- _TASK DETAILS_: Extract each line of the records below that contains the word "this".

Some records
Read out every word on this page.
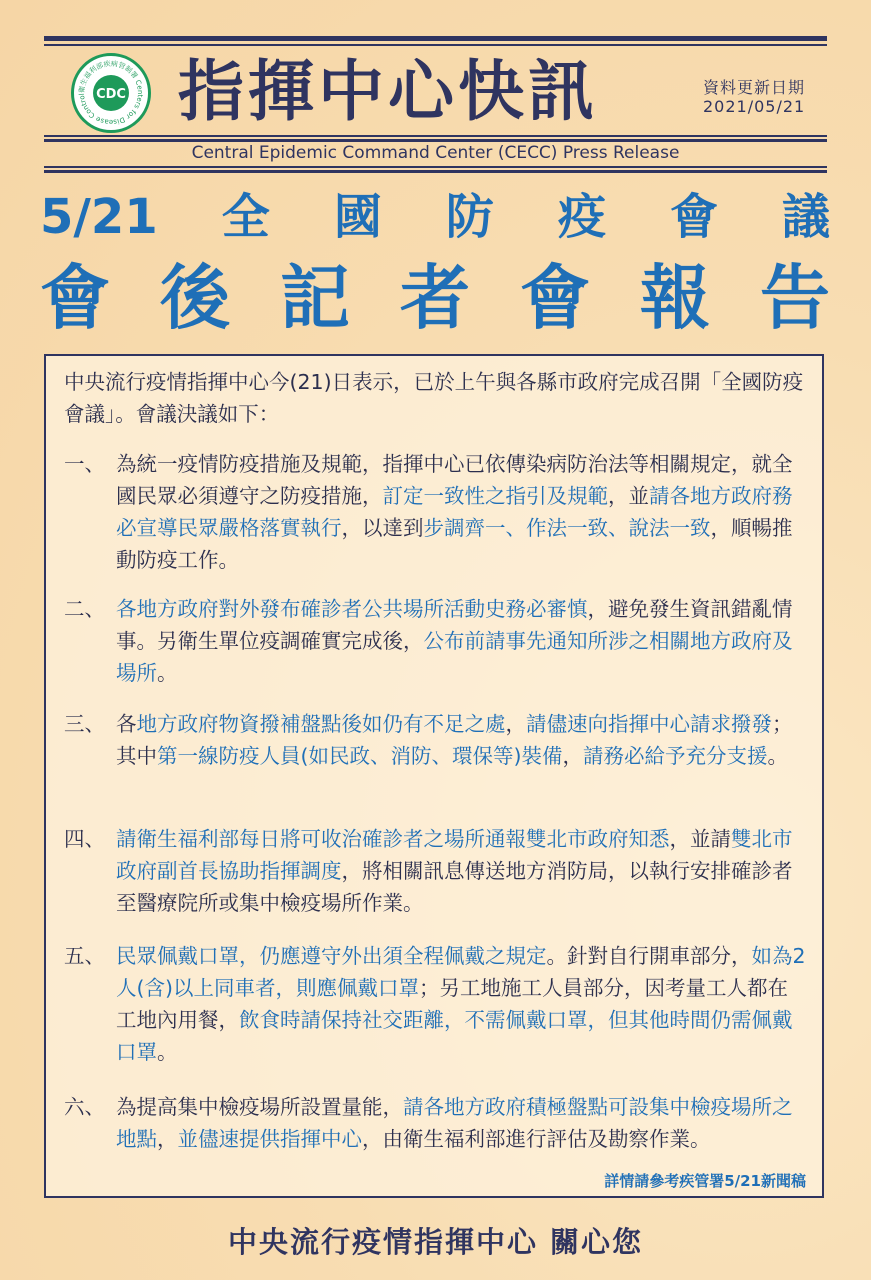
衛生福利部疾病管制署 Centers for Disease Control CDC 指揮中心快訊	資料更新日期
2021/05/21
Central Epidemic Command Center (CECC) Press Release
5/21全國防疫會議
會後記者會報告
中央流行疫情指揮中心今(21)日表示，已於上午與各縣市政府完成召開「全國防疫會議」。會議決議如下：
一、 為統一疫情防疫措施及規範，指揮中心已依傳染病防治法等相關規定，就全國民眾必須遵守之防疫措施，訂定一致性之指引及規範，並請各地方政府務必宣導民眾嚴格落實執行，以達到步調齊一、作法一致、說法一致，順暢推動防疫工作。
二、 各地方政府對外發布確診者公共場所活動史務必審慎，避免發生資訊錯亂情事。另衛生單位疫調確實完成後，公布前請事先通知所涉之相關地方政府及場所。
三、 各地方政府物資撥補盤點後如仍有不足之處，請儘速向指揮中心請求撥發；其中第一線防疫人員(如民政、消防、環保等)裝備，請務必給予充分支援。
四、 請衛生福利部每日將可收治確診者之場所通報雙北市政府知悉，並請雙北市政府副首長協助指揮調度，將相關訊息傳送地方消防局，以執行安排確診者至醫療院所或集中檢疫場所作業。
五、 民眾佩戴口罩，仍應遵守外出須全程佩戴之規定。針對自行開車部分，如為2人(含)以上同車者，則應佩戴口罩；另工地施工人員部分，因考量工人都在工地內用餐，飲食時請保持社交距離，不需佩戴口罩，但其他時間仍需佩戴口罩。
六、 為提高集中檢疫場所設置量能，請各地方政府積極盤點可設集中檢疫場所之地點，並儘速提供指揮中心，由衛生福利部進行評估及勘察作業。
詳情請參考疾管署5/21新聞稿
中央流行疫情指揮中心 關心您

---

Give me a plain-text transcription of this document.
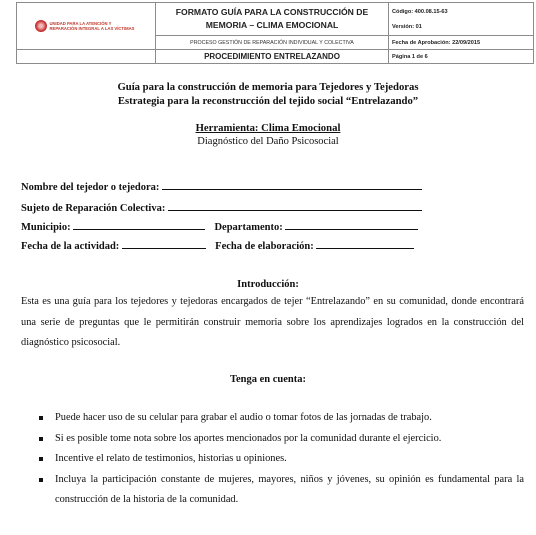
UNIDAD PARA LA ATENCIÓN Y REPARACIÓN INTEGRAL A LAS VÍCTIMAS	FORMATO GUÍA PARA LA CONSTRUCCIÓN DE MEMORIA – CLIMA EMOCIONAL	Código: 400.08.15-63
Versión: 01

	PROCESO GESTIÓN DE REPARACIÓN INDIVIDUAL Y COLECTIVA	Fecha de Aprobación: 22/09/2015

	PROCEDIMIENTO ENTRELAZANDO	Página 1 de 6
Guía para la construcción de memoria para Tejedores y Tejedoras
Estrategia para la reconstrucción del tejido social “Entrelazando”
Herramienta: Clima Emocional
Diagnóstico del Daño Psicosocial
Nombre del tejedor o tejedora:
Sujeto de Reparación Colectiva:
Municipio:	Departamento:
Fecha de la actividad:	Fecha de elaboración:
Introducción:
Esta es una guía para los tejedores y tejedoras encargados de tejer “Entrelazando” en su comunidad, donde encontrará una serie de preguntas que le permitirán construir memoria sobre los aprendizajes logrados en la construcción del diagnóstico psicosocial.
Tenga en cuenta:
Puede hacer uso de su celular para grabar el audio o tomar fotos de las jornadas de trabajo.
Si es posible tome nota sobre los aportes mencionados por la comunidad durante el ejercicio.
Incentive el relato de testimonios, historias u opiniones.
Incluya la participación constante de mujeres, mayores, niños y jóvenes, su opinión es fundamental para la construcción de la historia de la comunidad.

- _RESULT_:
Read out every word on this page.
Give me a plain-text transcription of this document.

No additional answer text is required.